Figure data in JSON
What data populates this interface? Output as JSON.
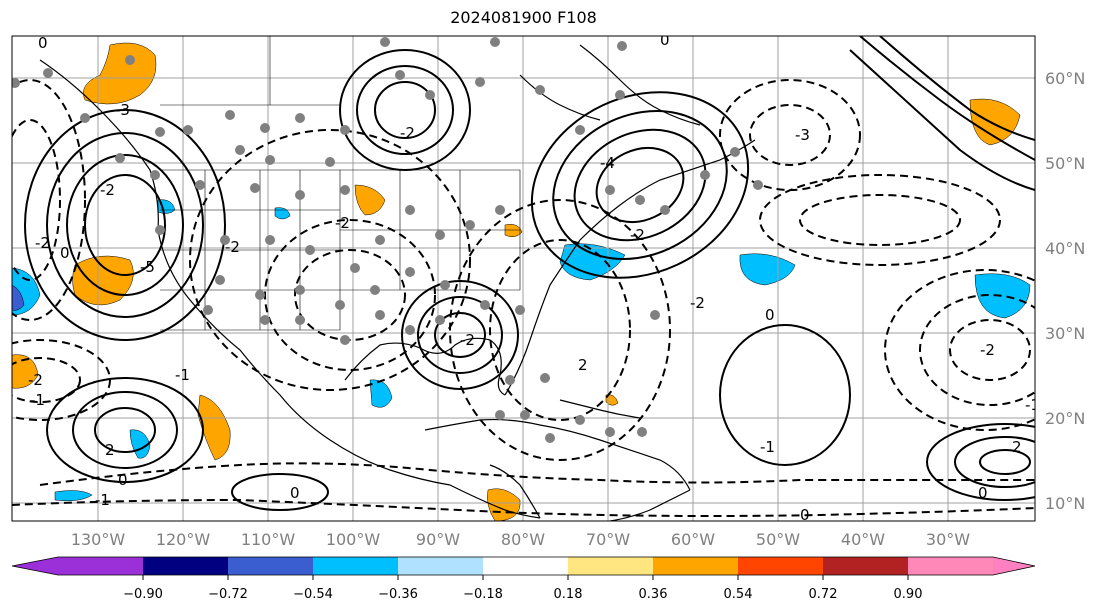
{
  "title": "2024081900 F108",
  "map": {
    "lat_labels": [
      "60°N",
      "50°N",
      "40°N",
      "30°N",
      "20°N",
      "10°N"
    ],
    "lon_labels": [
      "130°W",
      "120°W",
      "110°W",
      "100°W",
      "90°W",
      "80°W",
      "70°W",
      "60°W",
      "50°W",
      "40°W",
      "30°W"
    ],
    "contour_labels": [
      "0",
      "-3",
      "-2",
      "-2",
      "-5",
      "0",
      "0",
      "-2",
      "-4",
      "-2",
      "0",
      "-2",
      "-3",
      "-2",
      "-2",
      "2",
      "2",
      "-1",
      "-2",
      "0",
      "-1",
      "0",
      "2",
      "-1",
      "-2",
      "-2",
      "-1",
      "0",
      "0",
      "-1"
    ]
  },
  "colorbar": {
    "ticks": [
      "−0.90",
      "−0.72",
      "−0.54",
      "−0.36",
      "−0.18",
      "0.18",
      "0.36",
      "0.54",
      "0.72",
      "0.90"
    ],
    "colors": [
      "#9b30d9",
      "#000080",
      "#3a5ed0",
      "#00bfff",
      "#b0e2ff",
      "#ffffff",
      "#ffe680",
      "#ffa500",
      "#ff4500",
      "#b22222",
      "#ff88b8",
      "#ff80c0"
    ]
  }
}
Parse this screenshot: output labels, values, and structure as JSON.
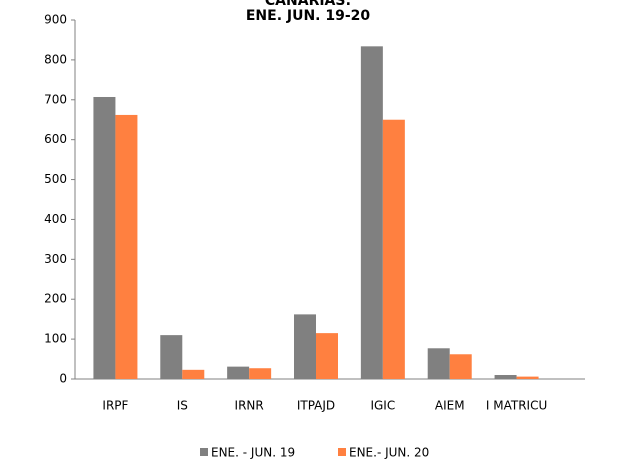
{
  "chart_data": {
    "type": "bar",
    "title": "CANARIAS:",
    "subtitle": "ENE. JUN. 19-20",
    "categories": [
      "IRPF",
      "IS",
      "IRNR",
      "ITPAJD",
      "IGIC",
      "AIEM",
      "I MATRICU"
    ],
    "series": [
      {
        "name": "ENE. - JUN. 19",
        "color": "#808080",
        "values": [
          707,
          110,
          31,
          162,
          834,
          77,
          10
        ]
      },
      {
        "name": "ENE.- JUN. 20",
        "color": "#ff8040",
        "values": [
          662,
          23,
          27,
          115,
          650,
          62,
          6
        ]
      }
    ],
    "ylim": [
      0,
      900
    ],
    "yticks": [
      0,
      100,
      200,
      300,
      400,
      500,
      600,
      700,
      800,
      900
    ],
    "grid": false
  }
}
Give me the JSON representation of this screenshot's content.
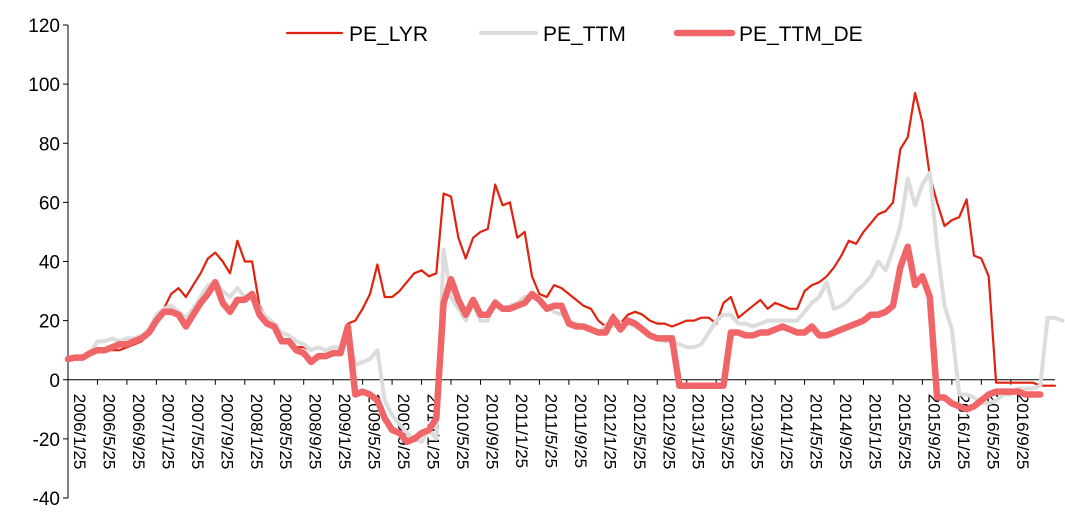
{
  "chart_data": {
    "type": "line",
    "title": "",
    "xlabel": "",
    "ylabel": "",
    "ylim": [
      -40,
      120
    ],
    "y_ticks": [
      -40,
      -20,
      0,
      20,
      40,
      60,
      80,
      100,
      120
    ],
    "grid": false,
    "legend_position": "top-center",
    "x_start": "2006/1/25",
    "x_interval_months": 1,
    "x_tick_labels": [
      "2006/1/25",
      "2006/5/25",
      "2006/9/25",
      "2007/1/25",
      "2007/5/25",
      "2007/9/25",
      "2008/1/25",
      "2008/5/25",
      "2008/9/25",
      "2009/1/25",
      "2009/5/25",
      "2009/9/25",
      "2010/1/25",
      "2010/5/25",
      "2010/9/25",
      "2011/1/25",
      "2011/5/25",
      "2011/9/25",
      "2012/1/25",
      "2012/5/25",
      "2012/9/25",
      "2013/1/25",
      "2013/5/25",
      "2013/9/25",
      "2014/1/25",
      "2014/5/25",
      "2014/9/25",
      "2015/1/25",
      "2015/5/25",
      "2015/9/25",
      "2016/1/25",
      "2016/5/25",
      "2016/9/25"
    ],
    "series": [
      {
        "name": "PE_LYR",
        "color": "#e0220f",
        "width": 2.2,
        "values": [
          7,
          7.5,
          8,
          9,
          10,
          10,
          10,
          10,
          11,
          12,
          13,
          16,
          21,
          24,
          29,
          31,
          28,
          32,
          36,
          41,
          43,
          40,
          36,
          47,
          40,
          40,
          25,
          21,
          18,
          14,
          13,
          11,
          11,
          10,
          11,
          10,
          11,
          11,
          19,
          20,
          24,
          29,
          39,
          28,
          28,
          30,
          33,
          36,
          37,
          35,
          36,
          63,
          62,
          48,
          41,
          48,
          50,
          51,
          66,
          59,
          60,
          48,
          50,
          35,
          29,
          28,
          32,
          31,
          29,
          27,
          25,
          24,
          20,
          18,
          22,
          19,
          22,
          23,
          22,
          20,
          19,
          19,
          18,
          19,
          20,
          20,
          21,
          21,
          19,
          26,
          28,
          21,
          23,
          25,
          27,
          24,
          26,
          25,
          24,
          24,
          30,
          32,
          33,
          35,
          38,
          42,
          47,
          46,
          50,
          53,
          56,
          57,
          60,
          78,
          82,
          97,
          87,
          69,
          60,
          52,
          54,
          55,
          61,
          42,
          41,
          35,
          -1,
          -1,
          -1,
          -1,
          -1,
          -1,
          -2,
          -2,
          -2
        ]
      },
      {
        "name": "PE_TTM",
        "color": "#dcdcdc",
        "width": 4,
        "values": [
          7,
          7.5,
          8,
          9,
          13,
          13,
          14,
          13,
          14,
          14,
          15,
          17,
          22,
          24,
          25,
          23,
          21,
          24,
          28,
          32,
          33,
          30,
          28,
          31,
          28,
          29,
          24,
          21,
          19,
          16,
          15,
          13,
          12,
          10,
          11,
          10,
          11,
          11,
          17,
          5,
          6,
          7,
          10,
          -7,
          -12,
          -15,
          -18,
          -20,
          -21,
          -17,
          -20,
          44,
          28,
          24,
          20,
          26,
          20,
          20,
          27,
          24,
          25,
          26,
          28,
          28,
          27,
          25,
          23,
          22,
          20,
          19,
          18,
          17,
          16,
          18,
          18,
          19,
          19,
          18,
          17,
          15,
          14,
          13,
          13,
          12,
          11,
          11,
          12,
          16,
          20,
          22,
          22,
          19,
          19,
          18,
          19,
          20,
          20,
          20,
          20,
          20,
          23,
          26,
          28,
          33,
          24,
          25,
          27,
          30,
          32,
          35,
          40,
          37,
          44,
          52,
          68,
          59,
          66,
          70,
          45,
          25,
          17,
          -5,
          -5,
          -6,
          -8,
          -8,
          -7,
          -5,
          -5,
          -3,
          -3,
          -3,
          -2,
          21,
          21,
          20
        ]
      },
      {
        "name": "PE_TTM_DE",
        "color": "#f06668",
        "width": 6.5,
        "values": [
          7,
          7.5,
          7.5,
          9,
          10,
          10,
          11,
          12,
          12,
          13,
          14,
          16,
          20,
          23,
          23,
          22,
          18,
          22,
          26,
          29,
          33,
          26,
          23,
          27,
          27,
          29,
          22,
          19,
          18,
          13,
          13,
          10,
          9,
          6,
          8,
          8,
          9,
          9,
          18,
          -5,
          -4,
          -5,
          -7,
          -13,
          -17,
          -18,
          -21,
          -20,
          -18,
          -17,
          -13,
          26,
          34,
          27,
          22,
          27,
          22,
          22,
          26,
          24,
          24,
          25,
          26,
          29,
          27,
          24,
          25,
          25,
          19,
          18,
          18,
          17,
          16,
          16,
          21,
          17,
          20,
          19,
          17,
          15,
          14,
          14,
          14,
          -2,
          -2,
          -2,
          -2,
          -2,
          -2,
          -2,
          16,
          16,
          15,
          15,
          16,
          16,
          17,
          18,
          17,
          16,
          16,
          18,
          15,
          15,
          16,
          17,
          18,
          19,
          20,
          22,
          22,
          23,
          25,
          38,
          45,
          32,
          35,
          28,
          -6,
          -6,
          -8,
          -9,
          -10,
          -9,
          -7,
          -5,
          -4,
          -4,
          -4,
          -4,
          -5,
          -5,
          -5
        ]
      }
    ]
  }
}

• Written instruction: Find the count of lines in the data above where the string "screenshot" occurs. Provide that number alone.

• Exercise output: 2